Start of Excerpted data

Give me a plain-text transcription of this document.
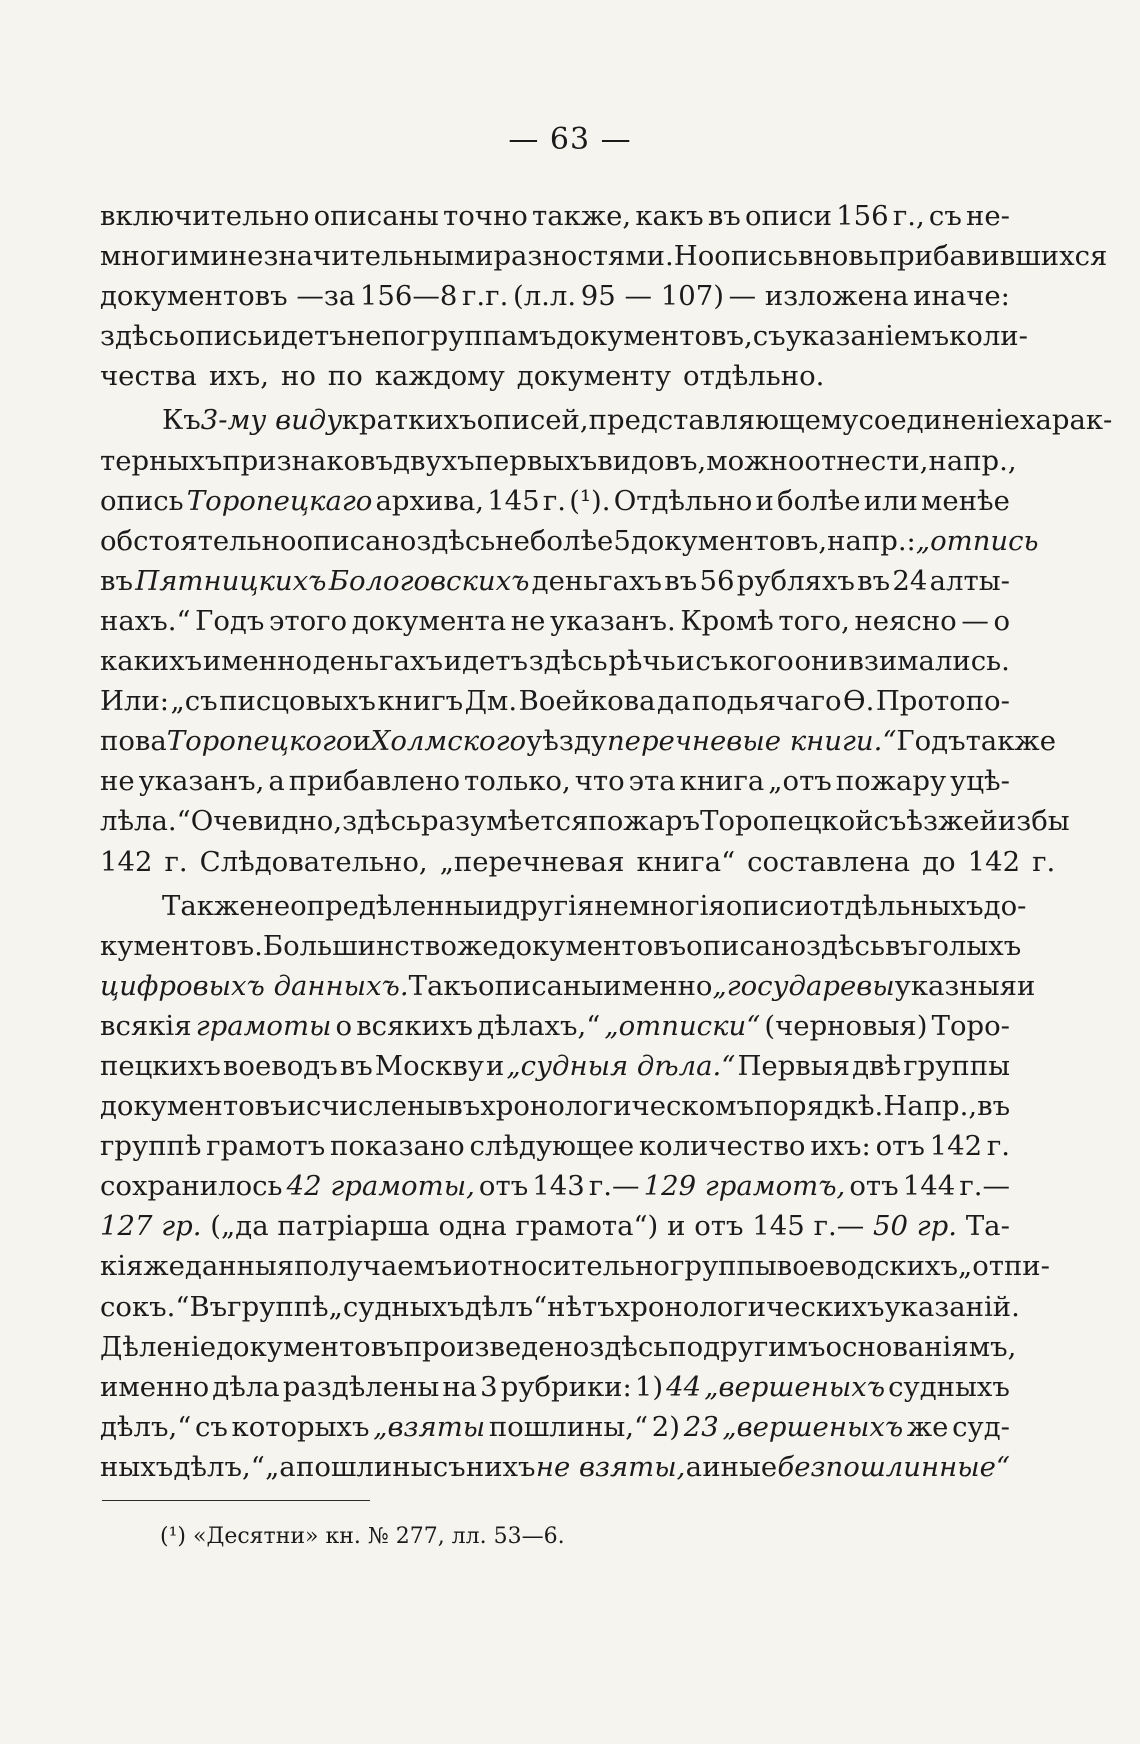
— 63 —
включительно описаны точно также, какъ въ описи 156 г., съ не-
многими незначительными разностями. Но опись вновь прибавившихся
документовъ —за 156—8 г.г. (л.л. 95 — 107) — изложена иначе:
здѣсь опись идетъ не по группамъ документовъ, съ указаніемъ коли-
чества ихъ, но по каждому документу отдѣльно.
Къ 3-му видy краткихъ описей, представляющему соединеніе харак-
терныхъ признаковъ двухъ первыхъ видовъ, можно отнести, напр.,
опись Торопецкаго архива, 145 г. (¹). Отдѣльно и болѣе или менѣе
обстоятельно описано здѣсь не болѣе 5 документовъ, напр.: „отпись
въ Пятницкихъ Бологовскихъ деньгахъ въ 56 рубляхъ въ 24 алты-
нахъ.“ Годъ этого документа не указанъ. Кромѣ того, неясно — о
какихъ именно деньгахъ идетъ здѣсь рѣчь и съ кого они взимались.
Или: „съ писцовыхъ книгъ Дм. Воейкова да подьячаго Ѳ. Протопо-
пова Торопецкого и Холмского уѣзду перечневые книги.“ Годъ также
не указанъ, а прибавлено только, что эта книга „отъ пожару уцѣ-
лѣла.“ Очевидно, здѣсь разумѣется пожаръ Торопецкой съѣзжей избы
142 г. Слѣдовательно, „перечневая книга“ составлена до 142 г.
Также неопредѣленны и другія немногія описи отдѣльныхъ до-
кументовъ. Большинство же документовъ описано здѣсь въ голыхъ
цифровыхъ данныхъ. Такъ описаны именно „государевы указныя и
всякія грамоты о всякихъ дѣлахъ,“ „отписки“ (черновыя) Торо-
пецкихъ воеводъ въ Москву и „судныя дѣла.“ Первыя двѣ группы
документовъ исчислены въ хронологическомъ порядкѣ. Напр., въ
группѣ грамотъ показано слѣдующее количество ихъ: отъ 142 г.
сохранилось 42 грамоты, отъ 143 г.— 129 грамотъ, отъ 144 г.—
127 гр. („да патріарша одна грамота“) и отъ 145 г.— 50 гр. Та-
кія же данныя получаемъ и относительно группы воеводскихъ „отпи-
сокъ.“ Въ группѣ „судныхъ дѣлъ“ нѣтъ хронологическихъ указаній.
Дѣленіе документовъ произведено здѣсь по другимъ основаніямъ,
именно дѣла раздѣлены на 3 рубрики: 1) 44 „вершеныхъ судныхъ
дѣлъ,“ съ которыхъ „взяты пошлины,“ 2) 23 „вершеныхъ же суд-
ныхъ дѣлъ,“ „а пошлины съ нихъ не взяты, а иные безпошлинные“
(¹) «Десятни» кн. № 277, лл. 53—6.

End of Excerpted data

Task prompt: Without the pictures, return all the records precisely as they stand.

Task answer:
Give me a plain-text transcription of this document.
— 63 —
включительно описаны точно также, какъ въ описи 156 г., съ не-
многими незначительными разностями. Но опись вновь прибавившихся
документовъ —за 156—8 г.г. (л.л. 95 — 107) — изложена иначе:
здѣсь опись идетъ не по группамъ документовъ, съ указаніемъ коли-
чества ихъ, но по каждому документу отдѣльно.
Къ 3-му видy краткихъ описей, представляющему соединеніе харак-
терныхъ признаковъ двухъ первыхъ видовъ, можно отнести, напр.,
опись Торопецкаго архива, 145 г. (¹). Отдѣльно и болѣе или менѣе
обстоятельно описано здѣсь не болѣе 5 документовъ, напр.: „отпись
въ Пятницкихъ Бологовскихъ деньгахъ въ 56 рубляхъ въ 24 алты-
нахъ.“ Годъ этого документа не указанъ. Кромѣ того, неясно — о
какихъ именно деньгахъ идетъ здѣсь рѣчь и съ кого они взимались.
Или: „съ писцовыхъ книгъ Дм. Воейкова да подьячаго Ѳ. Протопо-
пова Торопецкого и Холмского уѣзду перечневые книги.“ Годъ также
не указанъ, а прибавлено только, что эта книга „отъ пожару уцѣ-
лѣла.“ Очевидно, здѣсь разумѣется пожаръ Торопецкой съѣзжей избы
142 г. Слѣдовательно, „перечневая книга“ составлена до 142 г.
Также неопредѣленны и другія немногія описи отдѣльныхъ до-
кументовъ. Большинство же документовъ описано здѣсь въ голыхъ
цифровыхъ данныхъ. Такъ описаны именно „государевы указныя и
всякія грамоты о всякихъ дѣлахъ,“ „отписки“ (черновыя) Торо-
пецкихъ воеводъ въ Москву и „судныя дѣла.“ Первыя двѣ группы
документовъ исчислены въ хронологическомъ порядкѣ. Напр., въ
группѣ грамотъ показано слѣдующее количество ихъ: отъ 142 г.
сохранилось 42 грамоты, отъ 143 г.— 129 грамотъ, отъ 144 г.—
127 гр. („да патріарша одна грамота“) и отъ 145 г.— 50 гр. Та-
кія же данныя получаемъ и относительно группы воеводскихъ „отпи-
сокъ.“ Въ группѣ „судныхъ дѣлъ“ нѣтъ хронологическихъ указаній.
Дѣленіе документовъ произведено здѣсь по другимъ основаніямъ,
именно дѣла раздѣлены на 3 рубрики: 1) 44 „вершеныхъ судныхъ
дѣлъ,“ съ которыхъ „взяты пошлины,“ 2) 23 „вершеныхъ же суд-
ныхъ дѣлъ,“ „а пошлины съ нихъ не взяты, а иные безпошлинные“
(¹) «Десятни» кн. № 277, лл. 53—6.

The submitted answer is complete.